--- BEGIN GIVEN DATA ---

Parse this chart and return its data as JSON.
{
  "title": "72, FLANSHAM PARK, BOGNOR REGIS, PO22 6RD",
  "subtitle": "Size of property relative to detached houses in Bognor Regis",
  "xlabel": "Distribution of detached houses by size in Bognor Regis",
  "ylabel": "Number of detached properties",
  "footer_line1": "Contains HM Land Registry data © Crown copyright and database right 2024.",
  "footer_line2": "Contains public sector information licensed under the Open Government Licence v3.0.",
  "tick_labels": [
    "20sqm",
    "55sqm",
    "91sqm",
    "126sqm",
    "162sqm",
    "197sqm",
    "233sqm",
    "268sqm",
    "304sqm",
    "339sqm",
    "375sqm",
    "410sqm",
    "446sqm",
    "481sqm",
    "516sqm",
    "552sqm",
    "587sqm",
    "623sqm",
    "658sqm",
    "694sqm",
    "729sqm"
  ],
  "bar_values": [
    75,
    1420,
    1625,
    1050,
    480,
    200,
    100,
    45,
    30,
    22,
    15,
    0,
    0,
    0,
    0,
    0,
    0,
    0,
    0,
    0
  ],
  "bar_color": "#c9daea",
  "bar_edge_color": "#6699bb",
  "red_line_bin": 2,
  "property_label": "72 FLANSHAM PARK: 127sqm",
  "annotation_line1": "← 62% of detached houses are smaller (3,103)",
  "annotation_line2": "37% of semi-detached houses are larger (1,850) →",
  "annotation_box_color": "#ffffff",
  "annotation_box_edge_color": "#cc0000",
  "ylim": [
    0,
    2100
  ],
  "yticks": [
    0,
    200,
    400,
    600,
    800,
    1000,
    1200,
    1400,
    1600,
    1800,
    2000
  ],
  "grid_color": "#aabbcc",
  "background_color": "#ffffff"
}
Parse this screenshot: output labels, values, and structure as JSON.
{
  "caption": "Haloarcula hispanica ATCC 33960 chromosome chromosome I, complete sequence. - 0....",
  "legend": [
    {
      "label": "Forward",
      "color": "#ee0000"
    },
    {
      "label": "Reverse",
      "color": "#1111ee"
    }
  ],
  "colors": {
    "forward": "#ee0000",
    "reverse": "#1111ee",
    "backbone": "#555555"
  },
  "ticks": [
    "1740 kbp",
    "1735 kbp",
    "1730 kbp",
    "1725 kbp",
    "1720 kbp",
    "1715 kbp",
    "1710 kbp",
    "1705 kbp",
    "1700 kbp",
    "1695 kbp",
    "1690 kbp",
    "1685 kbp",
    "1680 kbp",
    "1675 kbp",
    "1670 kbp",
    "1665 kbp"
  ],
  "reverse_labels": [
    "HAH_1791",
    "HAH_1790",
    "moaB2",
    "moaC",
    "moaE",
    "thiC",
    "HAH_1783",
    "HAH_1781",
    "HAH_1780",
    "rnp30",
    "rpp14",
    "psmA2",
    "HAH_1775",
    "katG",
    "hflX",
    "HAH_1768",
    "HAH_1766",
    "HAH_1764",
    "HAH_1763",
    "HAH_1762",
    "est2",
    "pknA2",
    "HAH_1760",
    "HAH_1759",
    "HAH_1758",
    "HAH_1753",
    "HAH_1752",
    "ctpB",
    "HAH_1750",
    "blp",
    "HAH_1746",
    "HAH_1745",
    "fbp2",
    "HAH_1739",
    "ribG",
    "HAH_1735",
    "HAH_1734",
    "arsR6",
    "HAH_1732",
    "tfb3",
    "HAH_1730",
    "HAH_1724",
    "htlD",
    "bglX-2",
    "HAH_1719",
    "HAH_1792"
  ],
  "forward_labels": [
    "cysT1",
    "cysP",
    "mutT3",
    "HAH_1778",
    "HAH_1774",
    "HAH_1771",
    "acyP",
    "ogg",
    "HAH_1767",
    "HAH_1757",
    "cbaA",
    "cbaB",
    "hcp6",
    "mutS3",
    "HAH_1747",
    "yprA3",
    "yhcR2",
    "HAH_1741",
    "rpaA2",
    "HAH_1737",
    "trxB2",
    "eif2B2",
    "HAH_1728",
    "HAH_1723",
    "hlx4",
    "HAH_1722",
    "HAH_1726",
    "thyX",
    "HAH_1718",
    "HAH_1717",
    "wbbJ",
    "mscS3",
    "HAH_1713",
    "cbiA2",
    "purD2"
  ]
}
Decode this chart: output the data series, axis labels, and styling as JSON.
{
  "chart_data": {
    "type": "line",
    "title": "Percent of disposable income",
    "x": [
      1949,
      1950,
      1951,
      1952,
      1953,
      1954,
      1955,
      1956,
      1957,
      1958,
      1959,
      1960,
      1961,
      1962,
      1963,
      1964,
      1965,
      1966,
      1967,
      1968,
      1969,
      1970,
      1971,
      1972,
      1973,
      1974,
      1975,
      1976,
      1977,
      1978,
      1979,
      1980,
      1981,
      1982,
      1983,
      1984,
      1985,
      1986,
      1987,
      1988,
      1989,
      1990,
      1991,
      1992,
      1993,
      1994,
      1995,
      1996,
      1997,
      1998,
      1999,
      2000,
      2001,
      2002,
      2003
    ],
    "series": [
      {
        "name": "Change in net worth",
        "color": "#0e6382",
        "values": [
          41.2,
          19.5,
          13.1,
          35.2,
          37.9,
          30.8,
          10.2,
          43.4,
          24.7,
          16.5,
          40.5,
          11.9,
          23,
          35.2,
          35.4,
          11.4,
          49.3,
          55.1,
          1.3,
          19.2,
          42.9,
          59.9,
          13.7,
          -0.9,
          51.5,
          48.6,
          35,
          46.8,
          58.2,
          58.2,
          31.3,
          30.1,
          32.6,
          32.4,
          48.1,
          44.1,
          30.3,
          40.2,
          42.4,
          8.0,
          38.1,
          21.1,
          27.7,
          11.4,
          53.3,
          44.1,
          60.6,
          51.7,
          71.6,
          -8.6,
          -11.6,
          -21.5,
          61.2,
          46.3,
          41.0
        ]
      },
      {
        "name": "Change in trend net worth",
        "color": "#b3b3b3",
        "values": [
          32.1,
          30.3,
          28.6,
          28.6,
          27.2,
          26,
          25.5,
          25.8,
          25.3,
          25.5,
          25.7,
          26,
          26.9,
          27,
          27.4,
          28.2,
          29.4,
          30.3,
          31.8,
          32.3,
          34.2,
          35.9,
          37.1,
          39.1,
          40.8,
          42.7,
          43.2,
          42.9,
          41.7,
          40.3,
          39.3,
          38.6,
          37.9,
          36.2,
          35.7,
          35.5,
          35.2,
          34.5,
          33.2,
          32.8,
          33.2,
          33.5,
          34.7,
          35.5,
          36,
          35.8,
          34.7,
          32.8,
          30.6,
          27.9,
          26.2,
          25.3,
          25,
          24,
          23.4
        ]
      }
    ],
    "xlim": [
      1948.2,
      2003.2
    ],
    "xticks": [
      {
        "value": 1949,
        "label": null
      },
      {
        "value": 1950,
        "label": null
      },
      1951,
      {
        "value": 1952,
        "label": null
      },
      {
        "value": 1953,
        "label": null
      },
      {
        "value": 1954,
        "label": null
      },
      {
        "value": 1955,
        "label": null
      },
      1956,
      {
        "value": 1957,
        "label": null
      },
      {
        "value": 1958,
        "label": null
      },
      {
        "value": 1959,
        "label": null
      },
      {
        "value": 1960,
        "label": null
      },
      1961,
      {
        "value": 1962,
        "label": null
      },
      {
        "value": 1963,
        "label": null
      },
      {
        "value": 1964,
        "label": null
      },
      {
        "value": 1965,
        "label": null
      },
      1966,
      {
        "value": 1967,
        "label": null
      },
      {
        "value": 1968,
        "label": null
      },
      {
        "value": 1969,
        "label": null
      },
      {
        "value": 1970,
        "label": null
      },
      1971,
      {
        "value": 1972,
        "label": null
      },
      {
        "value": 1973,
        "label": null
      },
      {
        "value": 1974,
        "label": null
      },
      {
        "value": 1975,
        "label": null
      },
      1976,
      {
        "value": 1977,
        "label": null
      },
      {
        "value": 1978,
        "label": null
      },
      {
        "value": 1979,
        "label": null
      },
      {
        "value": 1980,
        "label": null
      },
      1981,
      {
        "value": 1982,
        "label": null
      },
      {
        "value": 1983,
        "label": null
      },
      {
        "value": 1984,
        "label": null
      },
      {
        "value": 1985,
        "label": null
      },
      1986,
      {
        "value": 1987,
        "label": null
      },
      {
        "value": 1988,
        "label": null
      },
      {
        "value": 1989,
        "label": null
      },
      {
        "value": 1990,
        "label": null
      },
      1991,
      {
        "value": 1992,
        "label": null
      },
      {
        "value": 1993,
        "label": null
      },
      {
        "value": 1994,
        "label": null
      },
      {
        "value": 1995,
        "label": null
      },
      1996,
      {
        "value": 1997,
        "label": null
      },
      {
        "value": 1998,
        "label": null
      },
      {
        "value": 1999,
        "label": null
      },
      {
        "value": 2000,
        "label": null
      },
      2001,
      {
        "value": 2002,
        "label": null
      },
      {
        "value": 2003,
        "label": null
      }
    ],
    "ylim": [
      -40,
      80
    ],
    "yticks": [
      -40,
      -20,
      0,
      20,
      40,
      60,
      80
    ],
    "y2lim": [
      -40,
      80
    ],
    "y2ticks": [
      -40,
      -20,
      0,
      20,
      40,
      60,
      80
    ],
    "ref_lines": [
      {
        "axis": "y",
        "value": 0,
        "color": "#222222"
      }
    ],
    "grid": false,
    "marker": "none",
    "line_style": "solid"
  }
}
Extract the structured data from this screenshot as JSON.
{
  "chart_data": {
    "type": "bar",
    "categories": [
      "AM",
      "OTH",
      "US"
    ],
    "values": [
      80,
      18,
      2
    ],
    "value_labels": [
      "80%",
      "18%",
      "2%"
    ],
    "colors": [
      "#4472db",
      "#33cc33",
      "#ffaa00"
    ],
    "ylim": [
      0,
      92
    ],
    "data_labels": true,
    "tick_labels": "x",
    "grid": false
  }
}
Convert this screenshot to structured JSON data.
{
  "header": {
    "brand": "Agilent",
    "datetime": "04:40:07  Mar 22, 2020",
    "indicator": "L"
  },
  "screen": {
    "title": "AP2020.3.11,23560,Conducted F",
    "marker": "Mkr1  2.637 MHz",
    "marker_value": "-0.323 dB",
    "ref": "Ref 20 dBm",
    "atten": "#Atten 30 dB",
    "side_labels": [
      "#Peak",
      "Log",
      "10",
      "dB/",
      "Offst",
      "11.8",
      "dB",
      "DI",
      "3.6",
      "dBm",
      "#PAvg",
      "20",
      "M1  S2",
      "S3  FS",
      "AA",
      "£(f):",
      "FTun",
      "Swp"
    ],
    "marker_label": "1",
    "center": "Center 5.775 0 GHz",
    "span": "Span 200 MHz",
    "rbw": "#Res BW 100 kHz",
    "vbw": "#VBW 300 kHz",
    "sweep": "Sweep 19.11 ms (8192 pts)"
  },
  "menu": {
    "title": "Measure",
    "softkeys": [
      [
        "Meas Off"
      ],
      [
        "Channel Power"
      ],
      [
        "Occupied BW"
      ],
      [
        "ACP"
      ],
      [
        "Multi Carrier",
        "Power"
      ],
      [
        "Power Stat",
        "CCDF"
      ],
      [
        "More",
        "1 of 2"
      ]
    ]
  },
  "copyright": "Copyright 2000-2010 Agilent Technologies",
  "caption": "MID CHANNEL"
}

--- END GIVEN DATA ---

- _WHAT IS REQUIRED_
Scan the material above for the string "Agilent" and return the lines that hold it.

- _FULL OUTPUT_
    "brand": "Agilent",
  "copyright": "Copyright 2000-2010 Agilent Technologies",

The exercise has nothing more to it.